[Task to complete]
Work through the data line by line, gathering every line that has the word "Torah".

[Provided material]
· · ·

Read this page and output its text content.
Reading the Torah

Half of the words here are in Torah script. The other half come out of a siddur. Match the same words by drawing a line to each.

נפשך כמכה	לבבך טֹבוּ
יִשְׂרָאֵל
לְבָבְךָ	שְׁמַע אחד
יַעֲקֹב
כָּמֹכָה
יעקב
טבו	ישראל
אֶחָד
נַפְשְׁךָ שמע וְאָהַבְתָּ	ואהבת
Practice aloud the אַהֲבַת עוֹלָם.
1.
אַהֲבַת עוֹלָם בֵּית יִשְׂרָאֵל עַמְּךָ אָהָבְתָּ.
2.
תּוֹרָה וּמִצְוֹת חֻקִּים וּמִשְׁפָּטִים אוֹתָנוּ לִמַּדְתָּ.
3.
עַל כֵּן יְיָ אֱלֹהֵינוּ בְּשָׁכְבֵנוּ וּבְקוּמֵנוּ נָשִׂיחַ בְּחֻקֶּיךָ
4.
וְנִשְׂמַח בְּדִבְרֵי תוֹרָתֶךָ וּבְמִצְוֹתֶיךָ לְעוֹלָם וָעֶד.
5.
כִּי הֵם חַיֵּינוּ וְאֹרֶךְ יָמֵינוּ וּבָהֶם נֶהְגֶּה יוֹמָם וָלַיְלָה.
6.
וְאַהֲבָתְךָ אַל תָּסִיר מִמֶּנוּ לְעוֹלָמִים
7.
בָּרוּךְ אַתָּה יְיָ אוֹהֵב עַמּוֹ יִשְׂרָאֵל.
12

· · ·

[Result of this task]
Reading the Torah
Half of the words here are in Torah script. The other half come out of a siddur. Match the same words by drawing a line to each.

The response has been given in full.